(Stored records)
--- Start ---
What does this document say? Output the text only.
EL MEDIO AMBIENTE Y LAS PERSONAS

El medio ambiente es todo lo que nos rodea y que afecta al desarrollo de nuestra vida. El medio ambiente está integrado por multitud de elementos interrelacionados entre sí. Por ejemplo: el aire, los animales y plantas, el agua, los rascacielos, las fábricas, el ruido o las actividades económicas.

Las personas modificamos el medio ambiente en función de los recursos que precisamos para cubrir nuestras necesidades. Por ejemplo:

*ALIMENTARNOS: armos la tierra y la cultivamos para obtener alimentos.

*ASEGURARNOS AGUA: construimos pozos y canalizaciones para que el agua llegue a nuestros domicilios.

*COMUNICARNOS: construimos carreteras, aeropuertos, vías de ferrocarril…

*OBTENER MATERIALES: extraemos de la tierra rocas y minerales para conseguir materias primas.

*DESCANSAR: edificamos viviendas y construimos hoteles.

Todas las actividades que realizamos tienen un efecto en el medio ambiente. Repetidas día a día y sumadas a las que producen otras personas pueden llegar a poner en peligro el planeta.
--- End ---
--- Start ---
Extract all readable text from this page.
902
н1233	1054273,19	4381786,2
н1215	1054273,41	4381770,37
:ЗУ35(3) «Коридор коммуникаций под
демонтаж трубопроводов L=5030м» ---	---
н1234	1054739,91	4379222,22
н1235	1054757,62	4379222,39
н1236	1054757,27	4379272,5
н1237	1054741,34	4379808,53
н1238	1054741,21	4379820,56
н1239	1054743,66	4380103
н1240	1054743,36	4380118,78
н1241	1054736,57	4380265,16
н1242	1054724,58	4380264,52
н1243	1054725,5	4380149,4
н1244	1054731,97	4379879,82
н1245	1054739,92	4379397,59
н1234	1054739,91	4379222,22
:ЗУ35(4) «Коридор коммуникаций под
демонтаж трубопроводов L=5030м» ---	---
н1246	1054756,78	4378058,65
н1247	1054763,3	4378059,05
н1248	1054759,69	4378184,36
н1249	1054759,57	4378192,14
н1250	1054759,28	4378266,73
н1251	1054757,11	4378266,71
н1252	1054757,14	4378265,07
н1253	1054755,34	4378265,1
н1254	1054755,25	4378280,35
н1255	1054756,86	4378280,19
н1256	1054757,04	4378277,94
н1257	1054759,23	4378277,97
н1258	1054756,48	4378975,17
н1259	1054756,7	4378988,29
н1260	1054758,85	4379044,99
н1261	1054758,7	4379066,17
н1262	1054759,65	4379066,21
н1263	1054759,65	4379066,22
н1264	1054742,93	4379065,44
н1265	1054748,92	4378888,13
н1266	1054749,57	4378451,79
--- End ---
- Given exercise: Count the lines in the records above that contain the word "construimos", and reply with only that number.

- Exercise result: 3